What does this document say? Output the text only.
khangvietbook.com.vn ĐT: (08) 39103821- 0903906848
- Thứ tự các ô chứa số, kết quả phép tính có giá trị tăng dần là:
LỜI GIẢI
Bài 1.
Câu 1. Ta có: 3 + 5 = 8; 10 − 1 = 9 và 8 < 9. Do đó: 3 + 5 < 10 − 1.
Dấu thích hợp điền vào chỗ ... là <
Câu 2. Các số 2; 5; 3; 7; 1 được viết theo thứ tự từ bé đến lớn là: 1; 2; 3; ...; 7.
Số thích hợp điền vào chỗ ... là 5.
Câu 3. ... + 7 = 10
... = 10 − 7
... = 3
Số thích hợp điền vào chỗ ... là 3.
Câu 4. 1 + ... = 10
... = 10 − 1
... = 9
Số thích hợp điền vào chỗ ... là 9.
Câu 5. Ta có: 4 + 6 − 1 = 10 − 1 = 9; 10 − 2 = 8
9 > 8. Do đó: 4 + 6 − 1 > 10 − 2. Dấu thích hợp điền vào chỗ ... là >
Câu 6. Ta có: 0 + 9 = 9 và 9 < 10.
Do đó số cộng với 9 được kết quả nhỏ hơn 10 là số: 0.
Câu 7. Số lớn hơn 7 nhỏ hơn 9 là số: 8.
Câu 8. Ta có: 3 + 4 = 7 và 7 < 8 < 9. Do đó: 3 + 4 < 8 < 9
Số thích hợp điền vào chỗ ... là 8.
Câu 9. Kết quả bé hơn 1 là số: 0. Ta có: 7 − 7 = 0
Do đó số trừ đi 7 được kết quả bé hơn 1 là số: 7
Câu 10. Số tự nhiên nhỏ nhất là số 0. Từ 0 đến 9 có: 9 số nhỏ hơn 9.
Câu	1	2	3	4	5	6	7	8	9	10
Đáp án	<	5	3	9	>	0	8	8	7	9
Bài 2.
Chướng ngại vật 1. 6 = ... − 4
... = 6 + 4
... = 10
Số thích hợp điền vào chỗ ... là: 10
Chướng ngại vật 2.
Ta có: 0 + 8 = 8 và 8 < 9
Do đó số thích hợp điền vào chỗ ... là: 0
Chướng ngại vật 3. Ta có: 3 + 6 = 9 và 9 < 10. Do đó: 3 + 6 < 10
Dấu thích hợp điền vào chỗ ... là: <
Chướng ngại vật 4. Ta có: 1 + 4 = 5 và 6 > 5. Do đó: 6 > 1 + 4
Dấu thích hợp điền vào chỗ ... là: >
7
★ ★ ★ ★ ★
▸ **STATED PROBLEM**: Please set down the whole listing above without altering a single line.

▸ **WRITTEN ANSWER**:
What does this document say? Output the text only.
khangvietbook.com.vn ĐT: (08) 39103821- 0903906848
- Thứ tự các ô chứa số, kết quả phép tính có giá trị tăng dần là:
LỜI GIẢI
Bài 1.
Câu 1. Ta có: 3 + 5 = 8; 10 − 1 = 9 và 8 < 9. Do đó: 3 + 5 < 10 − 1.
Dấu thích hợp điền vào chỗ ... là <
Câu 2. Các số 2; 5; 3; 7; 1 được viết theo thứ tự từ bé đến lớn là: 1; 2; 3; ...; 7.
Số thích hợp điền vào chỗ ... là 5.
Câu 3. ... + 7 = 10
... = 10 − 7
... = 3
Số thích hợp điền vào chỗ ... là 3.
Câu 4. 1 + ... = 10
... = 10 − 1
... = 9
Số thích hợp điền vào chỗ ... là 9.
Câu 5. Ta có: 4 + 6 − 1 = 10 − 1 = 9; 10 − 2 = 8
9 > 8. Do đó: 4 + 6 − 1 > 10 − 2. Dấu thích hợp điền vào chỗ ... là >
Câu 6. Ta có: 0 + 9 = 9 và 9 < 10.
Do đó số cộng với 9 được kết quả nhỏ hơn 10 là số: 0.
Câu 7. Số lớn hơn 7 nhỏ hơn 9 là số: 8.
Câu 8. Ta có: 3 + 4 = 7 và 7 < 8 < 9. Do đó: 3 + 4 < 8 < 9
Số thích hợp điền vào chỗ ... là 8.
Câu 9. Kết quả bé hơn 1 là số: 0. Ta có: 7 − 7 = 0
Do đó số trừ đi 7 được kết quả bé hơn 1 là số: 7
Câu 10. Số tự nhiên nhỏ nhất là số 0. Từ 0 đến 9 có: 9 số nhỏ hơn 9.
Câu	1	2	3	4	5	6	7	8	9	10
Đáp án	<	5	3	9	>	0	8	8	7	9
Bài 2.
Chướng ngại vật 1. 6 = ... − 4
... = 6 + 4
... = 10
Số thích hợp điền vào chỗ ... là: 10
Chướng ngại vật 2.
Ta có: 0 + 8 = 8 và 8 < 9
Do đó số thích hợp điền vào chỗ ... là: 0
Chướng ngại vật 3. Ta có: 3 + 6 = 9 và 9 < 10. Do đó: 3 + 6 < 10
Dấu thích hợp điền vào chỗ ... là: <
Chướng ngại vật 4. Ta có: 1 + 4 = 5 và 6 > 5. Do đó: 6 > 1 + 4
Dấu thích hợp điền vào chỗ ... là: >
7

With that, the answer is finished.